[Data entries]
=======

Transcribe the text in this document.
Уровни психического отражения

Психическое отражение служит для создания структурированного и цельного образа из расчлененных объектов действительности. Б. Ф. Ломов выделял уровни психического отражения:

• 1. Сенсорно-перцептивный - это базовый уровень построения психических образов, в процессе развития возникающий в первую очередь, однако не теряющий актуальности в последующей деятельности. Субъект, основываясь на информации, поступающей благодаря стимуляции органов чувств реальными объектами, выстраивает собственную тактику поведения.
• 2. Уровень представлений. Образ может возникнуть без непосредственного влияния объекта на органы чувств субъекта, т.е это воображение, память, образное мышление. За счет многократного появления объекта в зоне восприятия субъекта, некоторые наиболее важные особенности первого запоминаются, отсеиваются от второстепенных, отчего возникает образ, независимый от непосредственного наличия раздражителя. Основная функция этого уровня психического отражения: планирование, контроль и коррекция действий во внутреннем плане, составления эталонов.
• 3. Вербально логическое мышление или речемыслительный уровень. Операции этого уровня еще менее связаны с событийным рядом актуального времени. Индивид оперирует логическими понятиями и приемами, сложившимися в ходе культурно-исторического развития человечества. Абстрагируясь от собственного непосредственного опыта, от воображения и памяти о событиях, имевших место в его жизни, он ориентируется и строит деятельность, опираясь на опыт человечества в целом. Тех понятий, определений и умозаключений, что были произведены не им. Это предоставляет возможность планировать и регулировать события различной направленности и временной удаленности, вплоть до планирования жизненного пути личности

=======

• _TASK DETAILS_
Reproduce the complete set of lines precisely as supplied.

• _SOLUTION TO THIS EXERCISE_
Transcribe the text in this document.
Уровни психического отражения

Психическое отражение служит для создания структурированного и цельного образа из расчлененных объектов действительности. Б. Ф. Ломов выделял уровни психического отражения:

• 1. Сенсорно-перцептивный - это базовый уровень построения психических образов, в процессе развития возникающий в первую очередь, однако не теряющий актуальности в последующей деятельности. Субъект, основываясь на информации, поступающей благодаря стимуляции органов чувств реальными объектами, выстраивает собственную тактику поведения.
• 2. Уровень представлений. Образ может возникнуть без непосредственного влияния объекта на органы чувств субъекта, т.е это воображение, память, образное мышление. За счет многократного появления объекта в зоне восприятия субъекта, некоторые наиболее важные особенности первого запоминаются, отсеиваются от второстепенных, отчего возникает образ, независимый от непосредственного наличия раздражителя. Основная функция этого уровня психического отражения: планирование, контроль и коррекция действий во внутреннем плане, составления эталонов.
• 3. Вербально логическое мышление или речемыслительный уровень. Операции этого уровня еще менее связаны с событийным рядом актуального времени. Индивид оперирует логическими понятиями и приемами, сложившимися в ходе культурно-исторического развития человечества. Абстрагируясь от собственного непосредственного опыта, от воображения и памяти о событиях, имевших место в его жизни, он ориентируется и строит деятельность, опираясь на опыт человечества в целом. Тех понятий, определений и умозаключений, что были произведены не им. Это предоставляет возможность планировать и регулировать события различной направленности и временной удаленности, вплоть до планирования жизненного пути личности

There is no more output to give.